Exercise aim
Select the lines below containing the word "Sınıf".

Lines of data:
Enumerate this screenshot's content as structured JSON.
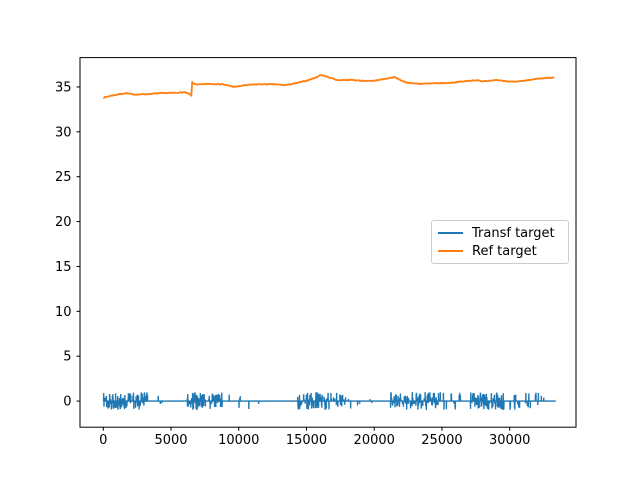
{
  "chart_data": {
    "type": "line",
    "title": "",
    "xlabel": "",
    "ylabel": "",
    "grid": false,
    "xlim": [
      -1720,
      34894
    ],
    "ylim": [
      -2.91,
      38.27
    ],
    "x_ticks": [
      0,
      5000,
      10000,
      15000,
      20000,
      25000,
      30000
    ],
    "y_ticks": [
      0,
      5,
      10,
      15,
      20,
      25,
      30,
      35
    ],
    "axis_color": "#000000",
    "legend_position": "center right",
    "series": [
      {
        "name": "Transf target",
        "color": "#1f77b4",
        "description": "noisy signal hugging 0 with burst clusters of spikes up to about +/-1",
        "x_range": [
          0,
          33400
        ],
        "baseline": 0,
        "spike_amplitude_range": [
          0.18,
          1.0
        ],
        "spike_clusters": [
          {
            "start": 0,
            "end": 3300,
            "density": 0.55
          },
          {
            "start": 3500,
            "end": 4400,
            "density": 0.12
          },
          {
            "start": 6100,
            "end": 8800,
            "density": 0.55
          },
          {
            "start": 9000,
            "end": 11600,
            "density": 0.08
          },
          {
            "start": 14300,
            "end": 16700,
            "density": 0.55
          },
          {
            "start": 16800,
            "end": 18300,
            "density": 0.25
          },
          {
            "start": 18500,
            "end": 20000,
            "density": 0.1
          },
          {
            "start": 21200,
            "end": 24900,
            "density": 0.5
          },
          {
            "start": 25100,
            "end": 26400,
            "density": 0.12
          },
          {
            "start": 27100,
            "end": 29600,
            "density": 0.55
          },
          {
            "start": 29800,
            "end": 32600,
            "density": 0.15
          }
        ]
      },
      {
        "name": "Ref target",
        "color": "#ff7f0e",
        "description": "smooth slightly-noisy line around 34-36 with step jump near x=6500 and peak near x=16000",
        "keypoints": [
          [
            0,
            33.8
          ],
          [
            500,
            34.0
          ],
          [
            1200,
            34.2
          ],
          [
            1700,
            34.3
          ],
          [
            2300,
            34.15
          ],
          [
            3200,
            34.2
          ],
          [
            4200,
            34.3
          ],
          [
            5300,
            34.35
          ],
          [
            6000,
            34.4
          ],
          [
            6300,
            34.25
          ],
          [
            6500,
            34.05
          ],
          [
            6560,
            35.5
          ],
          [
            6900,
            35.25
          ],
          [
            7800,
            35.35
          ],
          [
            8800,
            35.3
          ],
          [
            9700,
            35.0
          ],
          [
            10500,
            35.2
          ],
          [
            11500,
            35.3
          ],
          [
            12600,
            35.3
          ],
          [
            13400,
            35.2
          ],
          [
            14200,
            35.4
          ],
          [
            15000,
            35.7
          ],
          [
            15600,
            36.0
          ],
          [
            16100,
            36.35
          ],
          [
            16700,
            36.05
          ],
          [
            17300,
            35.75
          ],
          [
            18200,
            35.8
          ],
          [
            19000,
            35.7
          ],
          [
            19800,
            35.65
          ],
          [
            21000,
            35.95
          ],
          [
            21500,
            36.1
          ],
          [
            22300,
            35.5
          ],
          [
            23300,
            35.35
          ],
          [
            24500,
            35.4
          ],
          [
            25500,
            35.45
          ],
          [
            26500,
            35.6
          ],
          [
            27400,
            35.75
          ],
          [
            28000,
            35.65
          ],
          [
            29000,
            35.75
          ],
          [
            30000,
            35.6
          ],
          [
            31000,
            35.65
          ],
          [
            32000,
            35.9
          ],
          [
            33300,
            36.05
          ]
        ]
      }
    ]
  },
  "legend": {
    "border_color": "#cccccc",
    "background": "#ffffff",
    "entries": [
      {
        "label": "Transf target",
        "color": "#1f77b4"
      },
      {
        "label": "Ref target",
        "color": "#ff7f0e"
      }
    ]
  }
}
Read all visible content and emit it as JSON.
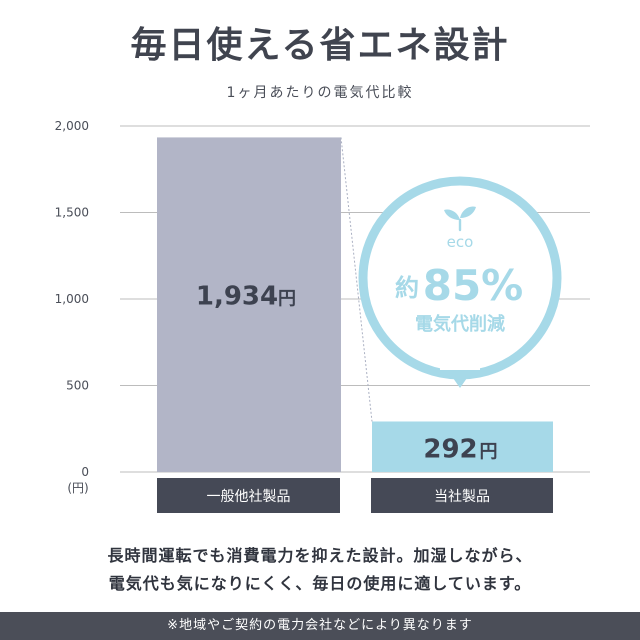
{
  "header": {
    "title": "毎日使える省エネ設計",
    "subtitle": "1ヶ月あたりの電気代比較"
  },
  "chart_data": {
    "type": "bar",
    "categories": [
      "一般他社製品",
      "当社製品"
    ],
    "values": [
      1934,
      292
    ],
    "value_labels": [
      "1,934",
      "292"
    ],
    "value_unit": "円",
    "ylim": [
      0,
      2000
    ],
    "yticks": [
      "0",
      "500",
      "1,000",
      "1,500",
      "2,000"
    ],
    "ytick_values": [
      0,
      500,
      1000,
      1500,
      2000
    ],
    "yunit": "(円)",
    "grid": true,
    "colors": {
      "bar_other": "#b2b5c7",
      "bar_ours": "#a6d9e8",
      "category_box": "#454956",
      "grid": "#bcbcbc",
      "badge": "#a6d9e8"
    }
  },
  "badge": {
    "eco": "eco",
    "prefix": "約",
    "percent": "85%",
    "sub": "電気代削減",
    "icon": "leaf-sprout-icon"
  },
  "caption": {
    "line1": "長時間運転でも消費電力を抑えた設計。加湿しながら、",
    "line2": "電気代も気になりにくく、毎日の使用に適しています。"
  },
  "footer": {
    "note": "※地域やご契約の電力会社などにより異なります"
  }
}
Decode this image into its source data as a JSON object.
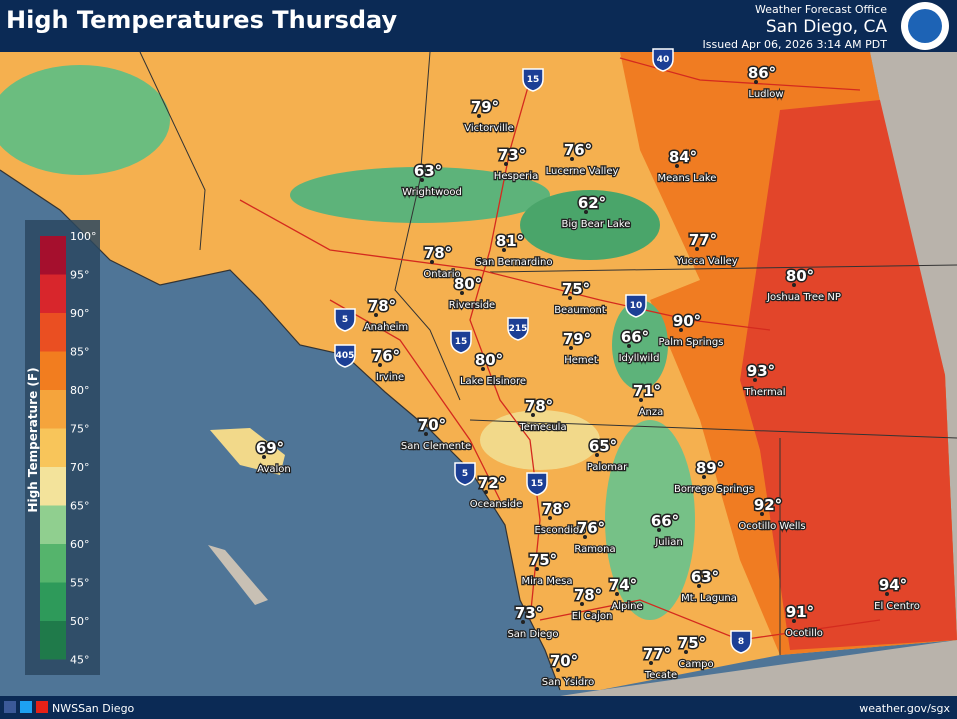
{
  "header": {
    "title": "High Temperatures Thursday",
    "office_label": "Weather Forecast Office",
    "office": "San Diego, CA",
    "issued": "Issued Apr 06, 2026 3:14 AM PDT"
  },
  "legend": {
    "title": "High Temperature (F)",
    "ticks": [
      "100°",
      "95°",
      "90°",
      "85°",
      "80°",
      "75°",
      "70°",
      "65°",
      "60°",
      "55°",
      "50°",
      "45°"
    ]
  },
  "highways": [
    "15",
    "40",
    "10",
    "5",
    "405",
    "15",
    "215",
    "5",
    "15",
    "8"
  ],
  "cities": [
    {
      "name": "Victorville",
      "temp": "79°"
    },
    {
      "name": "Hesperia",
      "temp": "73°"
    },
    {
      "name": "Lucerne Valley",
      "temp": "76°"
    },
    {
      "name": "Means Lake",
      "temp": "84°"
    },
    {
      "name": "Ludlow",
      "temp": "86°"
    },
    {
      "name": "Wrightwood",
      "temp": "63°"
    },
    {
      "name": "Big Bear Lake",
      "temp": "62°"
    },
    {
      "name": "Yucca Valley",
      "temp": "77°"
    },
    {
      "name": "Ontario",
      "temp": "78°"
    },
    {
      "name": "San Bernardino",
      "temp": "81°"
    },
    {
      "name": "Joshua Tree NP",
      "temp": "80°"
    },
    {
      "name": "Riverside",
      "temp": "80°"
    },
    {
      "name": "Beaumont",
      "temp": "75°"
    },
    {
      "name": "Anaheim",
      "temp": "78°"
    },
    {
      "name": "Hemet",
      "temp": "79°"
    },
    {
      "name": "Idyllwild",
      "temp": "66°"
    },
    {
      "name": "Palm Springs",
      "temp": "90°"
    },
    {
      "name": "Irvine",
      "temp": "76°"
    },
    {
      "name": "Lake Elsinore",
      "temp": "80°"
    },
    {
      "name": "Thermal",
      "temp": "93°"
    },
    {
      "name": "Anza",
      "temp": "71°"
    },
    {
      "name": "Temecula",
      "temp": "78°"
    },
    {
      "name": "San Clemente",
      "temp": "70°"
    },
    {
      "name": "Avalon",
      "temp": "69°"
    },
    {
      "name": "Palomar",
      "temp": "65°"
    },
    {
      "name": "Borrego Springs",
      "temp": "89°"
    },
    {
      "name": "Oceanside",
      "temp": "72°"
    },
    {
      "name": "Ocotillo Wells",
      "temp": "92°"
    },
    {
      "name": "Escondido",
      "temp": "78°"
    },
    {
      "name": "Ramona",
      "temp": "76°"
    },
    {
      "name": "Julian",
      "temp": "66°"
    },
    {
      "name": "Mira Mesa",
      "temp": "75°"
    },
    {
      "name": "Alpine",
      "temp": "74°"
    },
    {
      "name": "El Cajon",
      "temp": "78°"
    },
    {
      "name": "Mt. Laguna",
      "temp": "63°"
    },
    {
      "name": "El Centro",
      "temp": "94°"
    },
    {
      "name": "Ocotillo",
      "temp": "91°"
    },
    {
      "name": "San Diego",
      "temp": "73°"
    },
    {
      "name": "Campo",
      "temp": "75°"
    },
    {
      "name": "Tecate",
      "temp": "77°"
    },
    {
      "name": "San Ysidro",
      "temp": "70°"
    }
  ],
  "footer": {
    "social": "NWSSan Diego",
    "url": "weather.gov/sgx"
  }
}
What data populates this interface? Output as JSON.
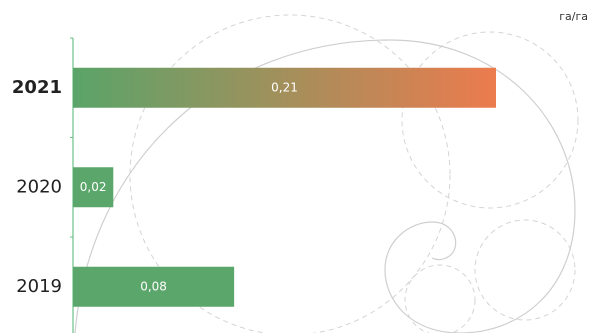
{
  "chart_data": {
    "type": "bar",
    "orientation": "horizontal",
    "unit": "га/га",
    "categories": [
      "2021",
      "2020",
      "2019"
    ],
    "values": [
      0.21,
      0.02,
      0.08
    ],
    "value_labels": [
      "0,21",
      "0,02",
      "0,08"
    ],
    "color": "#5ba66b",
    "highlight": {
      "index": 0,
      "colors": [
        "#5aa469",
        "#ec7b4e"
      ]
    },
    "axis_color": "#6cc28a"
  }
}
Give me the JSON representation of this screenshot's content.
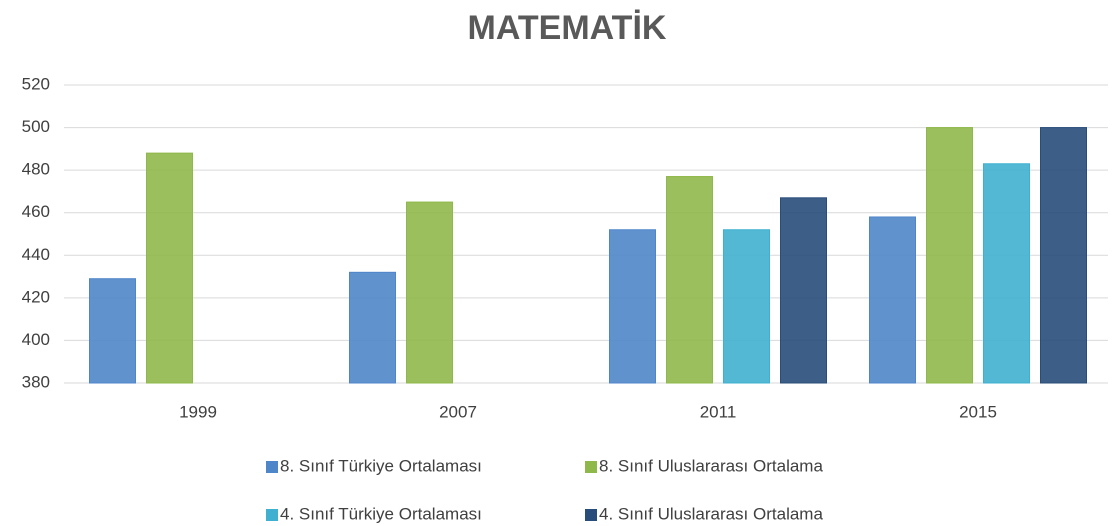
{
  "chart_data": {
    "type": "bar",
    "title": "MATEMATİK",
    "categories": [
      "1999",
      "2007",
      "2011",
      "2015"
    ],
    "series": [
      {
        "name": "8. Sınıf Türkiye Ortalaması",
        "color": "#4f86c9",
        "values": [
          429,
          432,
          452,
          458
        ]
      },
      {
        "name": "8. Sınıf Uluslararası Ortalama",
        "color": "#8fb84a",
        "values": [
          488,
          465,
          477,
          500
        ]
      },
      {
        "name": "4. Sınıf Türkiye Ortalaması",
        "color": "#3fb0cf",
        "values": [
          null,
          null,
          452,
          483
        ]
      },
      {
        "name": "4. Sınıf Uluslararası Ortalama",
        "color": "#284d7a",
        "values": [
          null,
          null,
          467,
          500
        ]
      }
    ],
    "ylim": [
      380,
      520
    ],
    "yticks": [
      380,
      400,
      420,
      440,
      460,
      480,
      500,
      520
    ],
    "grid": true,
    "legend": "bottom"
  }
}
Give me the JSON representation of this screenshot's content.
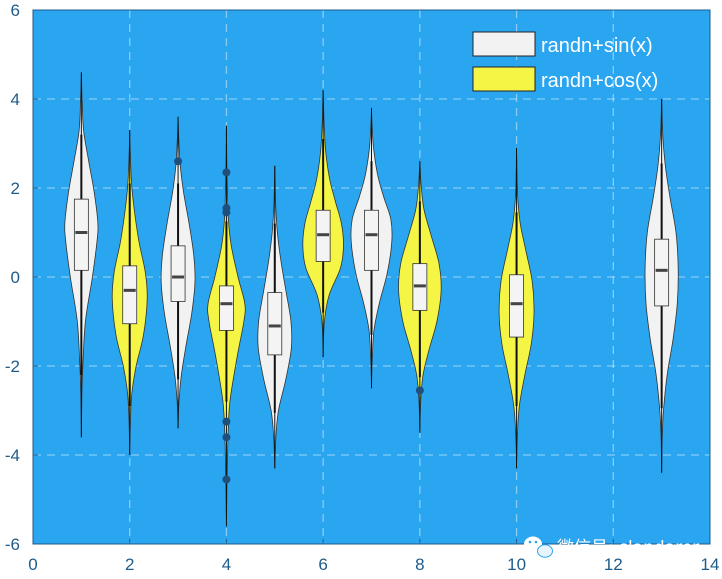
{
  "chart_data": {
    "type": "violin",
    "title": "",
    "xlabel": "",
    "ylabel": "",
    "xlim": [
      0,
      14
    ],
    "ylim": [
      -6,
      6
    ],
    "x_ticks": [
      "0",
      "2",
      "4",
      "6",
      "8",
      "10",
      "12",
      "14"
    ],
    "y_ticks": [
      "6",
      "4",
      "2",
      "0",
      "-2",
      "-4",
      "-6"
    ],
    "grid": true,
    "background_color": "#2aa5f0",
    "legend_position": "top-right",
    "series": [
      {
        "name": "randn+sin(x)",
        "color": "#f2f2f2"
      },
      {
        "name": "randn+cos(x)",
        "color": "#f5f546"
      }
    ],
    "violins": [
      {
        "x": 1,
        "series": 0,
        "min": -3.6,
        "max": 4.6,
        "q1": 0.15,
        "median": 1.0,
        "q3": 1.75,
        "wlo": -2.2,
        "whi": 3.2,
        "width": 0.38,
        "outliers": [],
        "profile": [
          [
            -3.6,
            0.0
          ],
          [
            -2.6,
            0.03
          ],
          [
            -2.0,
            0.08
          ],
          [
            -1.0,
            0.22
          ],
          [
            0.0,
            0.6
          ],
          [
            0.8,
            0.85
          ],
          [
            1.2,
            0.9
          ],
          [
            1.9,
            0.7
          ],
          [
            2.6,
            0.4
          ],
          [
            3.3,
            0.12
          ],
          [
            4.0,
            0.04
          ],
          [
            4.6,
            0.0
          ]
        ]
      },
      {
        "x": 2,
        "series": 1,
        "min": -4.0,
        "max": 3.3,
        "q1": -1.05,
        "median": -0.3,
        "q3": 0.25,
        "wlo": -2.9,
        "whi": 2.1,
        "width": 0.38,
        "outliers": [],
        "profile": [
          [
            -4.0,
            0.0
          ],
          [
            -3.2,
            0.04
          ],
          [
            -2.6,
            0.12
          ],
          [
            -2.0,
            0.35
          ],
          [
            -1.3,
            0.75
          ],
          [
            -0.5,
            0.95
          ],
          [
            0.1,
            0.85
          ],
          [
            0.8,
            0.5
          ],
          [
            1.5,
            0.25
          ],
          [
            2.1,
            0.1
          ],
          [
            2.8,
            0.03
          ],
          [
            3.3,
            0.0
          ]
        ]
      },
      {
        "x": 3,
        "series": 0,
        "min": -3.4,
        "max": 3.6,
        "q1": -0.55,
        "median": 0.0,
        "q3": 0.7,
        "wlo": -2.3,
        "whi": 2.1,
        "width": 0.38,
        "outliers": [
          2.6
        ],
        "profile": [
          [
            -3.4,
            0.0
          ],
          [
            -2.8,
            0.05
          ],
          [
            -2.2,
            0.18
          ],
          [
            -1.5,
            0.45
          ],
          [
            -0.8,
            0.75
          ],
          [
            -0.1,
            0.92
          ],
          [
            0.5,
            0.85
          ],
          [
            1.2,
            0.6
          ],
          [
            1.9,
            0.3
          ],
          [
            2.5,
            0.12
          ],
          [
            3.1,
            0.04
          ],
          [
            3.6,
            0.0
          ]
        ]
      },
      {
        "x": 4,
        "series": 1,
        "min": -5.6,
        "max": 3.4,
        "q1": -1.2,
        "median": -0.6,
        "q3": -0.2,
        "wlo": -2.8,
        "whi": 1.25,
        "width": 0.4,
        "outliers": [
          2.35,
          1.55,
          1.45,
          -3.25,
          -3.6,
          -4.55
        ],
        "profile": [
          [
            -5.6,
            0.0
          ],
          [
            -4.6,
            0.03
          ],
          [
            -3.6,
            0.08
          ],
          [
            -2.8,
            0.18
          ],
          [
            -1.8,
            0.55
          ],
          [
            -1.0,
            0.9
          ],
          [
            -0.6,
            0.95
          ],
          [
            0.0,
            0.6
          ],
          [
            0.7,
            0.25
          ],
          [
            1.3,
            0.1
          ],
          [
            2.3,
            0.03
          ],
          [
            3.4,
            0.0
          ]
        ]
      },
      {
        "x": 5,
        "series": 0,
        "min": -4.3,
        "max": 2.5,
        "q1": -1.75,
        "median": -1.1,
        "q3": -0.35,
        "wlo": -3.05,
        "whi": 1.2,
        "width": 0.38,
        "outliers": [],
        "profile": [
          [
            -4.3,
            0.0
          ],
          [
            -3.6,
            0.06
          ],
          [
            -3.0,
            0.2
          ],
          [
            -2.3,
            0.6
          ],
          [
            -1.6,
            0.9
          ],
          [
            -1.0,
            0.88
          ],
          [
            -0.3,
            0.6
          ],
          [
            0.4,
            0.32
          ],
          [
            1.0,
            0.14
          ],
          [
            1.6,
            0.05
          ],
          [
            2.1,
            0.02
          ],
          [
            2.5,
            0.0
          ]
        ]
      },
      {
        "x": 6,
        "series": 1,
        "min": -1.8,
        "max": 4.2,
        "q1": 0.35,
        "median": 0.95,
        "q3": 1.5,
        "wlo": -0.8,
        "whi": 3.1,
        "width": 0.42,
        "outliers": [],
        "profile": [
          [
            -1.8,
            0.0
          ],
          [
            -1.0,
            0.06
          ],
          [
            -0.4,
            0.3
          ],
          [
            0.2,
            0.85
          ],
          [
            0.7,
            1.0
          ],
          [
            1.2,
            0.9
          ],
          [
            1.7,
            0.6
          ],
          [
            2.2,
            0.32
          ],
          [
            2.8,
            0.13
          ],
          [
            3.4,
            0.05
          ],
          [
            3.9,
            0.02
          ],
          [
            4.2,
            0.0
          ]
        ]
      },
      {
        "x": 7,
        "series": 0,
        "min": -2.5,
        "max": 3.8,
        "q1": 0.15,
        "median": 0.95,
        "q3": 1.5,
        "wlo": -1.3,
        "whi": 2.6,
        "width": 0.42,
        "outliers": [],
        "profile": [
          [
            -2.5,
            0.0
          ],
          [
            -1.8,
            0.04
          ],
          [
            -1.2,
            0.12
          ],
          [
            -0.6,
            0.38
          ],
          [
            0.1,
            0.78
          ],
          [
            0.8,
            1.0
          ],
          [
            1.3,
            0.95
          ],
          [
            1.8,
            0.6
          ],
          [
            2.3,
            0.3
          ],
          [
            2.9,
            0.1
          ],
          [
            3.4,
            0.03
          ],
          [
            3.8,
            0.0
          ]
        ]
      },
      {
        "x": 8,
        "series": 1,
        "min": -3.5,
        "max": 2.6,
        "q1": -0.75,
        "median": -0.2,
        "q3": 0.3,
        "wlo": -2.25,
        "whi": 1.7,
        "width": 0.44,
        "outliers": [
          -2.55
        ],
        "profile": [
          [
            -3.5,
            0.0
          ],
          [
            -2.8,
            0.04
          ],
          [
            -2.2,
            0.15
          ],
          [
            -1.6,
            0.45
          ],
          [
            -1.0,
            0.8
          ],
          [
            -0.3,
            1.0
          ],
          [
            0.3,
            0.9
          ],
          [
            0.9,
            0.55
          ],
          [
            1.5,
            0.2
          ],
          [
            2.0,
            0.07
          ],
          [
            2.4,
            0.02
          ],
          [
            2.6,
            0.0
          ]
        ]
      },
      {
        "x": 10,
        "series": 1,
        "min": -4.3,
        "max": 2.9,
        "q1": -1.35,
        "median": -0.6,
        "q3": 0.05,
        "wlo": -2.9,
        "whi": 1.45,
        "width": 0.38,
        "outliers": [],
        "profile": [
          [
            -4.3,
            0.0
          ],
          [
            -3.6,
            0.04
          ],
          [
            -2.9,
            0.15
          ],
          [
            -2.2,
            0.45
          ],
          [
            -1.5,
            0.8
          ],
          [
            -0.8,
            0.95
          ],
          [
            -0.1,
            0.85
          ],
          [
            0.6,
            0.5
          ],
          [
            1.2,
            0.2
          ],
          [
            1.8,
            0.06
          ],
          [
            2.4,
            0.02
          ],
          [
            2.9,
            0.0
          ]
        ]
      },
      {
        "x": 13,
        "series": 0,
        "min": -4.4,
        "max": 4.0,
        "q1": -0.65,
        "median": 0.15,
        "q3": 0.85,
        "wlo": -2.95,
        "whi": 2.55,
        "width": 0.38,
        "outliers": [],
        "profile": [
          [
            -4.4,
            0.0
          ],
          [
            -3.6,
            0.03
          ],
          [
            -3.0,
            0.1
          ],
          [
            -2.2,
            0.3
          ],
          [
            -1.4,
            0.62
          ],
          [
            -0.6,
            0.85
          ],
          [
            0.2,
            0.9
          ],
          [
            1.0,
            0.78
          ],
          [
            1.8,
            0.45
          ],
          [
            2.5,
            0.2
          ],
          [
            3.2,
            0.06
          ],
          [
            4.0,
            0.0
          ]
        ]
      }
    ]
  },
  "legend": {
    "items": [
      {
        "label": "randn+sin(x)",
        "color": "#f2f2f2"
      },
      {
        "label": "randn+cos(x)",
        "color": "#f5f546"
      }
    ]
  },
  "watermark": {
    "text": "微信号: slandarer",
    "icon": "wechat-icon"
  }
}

Solution to the problem
        "name": "8. Sınıf Türkiye Ortalaması",
        "name": "8. Sınıf Uluslararası Ortalama",
        "name": "4. Sınıf Türkiye Ortalaması",
        "name": "4. Sınıf Uluslararası Ortalama",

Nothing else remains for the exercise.